§ **TASK TO CARRY OUT**
Output the data below in full, byte for byte. Nothing may differ.

§ **MATERIALS PROVIDED**
"""

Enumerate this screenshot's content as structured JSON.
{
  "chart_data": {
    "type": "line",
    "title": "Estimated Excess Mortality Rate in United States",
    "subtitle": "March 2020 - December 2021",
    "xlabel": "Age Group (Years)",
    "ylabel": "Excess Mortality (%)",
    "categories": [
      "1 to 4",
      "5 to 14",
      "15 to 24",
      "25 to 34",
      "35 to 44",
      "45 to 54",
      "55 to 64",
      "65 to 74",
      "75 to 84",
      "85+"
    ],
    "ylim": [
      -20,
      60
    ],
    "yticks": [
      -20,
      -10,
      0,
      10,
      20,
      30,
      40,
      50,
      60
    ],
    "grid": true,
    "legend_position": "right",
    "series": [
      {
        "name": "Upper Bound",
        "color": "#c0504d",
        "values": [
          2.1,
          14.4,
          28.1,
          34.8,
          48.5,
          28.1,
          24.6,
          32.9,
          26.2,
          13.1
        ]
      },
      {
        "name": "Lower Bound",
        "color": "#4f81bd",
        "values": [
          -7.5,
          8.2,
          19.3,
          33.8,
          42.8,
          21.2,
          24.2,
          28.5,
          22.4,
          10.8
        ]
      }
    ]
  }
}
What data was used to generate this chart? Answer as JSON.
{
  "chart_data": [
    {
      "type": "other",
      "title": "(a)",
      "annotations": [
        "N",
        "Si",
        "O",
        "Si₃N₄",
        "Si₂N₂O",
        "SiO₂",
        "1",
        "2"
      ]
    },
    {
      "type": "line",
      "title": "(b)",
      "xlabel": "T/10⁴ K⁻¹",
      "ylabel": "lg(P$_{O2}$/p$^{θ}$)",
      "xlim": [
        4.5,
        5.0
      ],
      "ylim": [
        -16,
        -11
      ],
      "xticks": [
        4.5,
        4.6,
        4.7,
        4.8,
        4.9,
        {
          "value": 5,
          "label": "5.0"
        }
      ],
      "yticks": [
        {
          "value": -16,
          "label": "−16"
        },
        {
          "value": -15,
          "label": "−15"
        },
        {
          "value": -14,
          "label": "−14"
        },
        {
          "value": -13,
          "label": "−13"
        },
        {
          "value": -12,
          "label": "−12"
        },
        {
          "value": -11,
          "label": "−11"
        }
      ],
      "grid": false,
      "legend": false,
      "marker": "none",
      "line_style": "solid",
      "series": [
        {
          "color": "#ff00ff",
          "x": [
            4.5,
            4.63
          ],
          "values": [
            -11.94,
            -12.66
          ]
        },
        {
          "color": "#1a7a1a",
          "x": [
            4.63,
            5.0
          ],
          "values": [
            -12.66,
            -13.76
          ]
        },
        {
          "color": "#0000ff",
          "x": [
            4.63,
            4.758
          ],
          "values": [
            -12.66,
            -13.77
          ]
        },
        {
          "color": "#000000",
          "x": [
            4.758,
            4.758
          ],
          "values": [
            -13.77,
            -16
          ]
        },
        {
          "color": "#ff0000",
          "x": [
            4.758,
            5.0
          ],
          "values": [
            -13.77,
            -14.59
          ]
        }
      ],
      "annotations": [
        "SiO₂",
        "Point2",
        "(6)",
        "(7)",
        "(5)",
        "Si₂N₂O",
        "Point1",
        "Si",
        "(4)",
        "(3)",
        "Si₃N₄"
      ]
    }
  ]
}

"""

§ **THE RESULT**
Enumerate this screenshot's content as structured JSON.
{
  "chart_data": {
    "type": "line",
    "title": "Estimated Excess Mortality Rate in United States",
    "subtitle": "March 2020 - December 2021",
    "xlabel": "Age Group (Years)",
    "ylabel": "Excess Mortality (%)",
    "categories": [
      "1 to 4",
      "5 to 14",
      "15 to 24",
      "25 to 34",
      "35 to 44",
      "45 to 54",
      "55 to 64",
      "65 to 74",
      "75 to 84",
      "85+"
    ],
    "ylim": [
      -20,
      60
    ],
    "yticks": [
      -20,
      -10,
      0,
      10,
      20,
      30,
      40,
      50,
      60
    ],
    "grid": true,
    "legend_position": "right",
    "series": [
      {
        "name": "Upper Bound",
        "color": "#c0504d",
        "values": [
          2.1,
          14.4,
          28.1,
          34.8,
          48.5,
          28.1,
          24.6,
          32.9,
          26.2,
          13.1
        ]
      },
      {
        "name": "Lower Bound",
        "color": "#4f81bd",
        "values": [
          -7.5,
          8.2,
          19.3,
          33.8,
          42.8,
          21.2,
          24.2,
          28.5,
          22.4,
          10.8
        ]
      }
    ]
  }
}
What data was used to generate this chart? Answer as JSON.
{
  "chart_data": [
    {
      "type": "other",
      "title": "(a)",
      "annotations": [
        "N",
        "Si",
        "O",
        "Si₃N₄",
        "Si₂N₂O",
        "SiO₂",
        "1",
        "2"
      ]
    },
    {
      "type": "line",
      "title": "(b)",
      "xlabel": "T/10⁴ K⁻¹",
      "ylabel": "lg(P$_{O2}$/p$^{θ}$)",
      "xlim": [
        4.5,
        5.0
      ],
      "ylim": [
        -16,
        -11
      ],
      "xticks": [
        4.5,
        4.6,
        4.7,
        4.8,
        4.9,
        {
          "value": 5,
          "label": "5.0"
        }
      ],
      "yticks": [
        {
          "value": -16,
          "label": "−16"
        },
        {
          "value": -15,
          "label": "−15"
        },
        {
          "value": -14,
          "label": "−14"
        },
        {
          "value": -13,
          "label": "−13"
        },
        {
          "value": -12,
          "label": "−12"
        },
        {
          "value": -11,
          "label": "−11"
        }
      ],
      "grid": false,
      "legend": false,
      "marker": "none",
      "line_style": "solid",
      "series": [
        {
          "color": "#ff00ff",
          "x": [
            4.5,
            4.63
          ],
          "values": [
            -11.94,
            -12.66
          ]
        },
        {
          "color": "#1a7a1a",
          "x": [
            4.63,
            5.0
          ],
          "values": [
            -12.66,
            -13.76
          ]
        },
        {
          "color": "#0000ff",
          "x": [
            4.63,
            4.758
          ],
          "values": [
            -12.66,
            -13.77
          ]
        },
        {
          "color": "#000000",
          "x": [
            4.758,
            4.758
          ],
          "values": [
            -13.77,
            -16
          ]
        },
        {
          "color": "#ff0000",
          "x": [
            4.758,
            5.0
          ],
          "values": [
            -13.77,
            -14.59
          ]
        }
      ],
      "annotations": [
        "SiO₂",
        "Point2",
        "(6)",
        "(7)",
        "(5)",
        "Si₂N₂O",
        "Point1",
        "Si",
        "(4)",
        "(3)",
        "Si₃N₄"
      ]
    }
  ]
}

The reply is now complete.